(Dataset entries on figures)
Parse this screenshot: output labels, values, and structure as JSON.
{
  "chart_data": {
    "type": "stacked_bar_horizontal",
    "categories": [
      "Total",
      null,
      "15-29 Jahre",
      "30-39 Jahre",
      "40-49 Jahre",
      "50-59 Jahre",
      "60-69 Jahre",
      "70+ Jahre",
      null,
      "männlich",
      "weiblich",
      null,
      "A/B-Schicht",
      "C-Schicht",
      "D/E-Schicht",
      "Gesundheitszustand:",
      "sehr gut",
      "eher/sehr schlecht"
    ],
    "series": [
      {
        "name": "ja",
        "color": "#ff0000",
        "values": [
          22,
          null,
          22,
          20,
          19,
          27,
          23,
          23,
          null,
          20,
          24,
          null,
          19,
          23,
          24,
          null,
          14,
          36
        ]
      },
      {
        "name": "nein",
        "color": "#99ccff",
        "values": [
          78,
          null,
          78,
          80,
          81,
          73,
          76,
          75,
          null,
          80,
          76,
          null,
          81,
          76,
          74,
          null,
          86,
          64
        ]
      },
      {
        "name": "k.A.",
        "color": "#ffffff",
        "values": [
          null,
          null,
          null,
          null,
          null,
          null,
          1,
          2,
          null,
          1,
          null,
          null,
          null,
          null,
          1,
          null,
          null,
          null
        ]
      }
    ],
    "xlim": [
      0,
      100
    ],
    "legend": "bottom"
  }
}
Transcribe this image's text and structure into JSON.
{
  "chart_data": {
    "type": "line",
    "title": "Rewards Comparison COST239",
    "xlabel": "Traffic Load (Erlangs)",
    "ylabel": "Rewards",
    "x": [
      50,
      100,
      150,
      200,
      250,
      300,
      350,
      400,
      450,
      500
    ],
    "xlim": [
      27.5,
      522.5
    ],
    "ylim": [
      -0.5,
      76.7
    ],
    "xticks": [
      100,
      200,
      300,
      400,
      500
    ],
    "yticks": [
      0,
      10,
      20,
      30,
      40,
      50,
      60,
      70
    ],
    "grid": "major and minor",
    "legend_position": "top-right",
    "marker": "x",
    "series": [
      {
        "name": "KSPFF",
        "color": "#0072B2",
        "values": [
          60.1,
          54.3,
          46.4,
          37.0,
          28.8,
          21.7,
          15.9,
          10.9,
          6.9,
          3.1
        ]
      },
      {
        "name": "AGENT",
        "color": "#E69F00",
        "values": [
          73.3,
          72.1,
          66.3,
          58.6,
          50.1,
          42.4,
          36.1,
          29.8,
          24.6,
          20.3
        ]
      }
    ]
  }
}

Aim:
Copy out each line of the entries that holds "this".

Written answer:
Parse this screenshot: output labels, values, and structure as JSON.
Transcribe this image's text and structure into JSON.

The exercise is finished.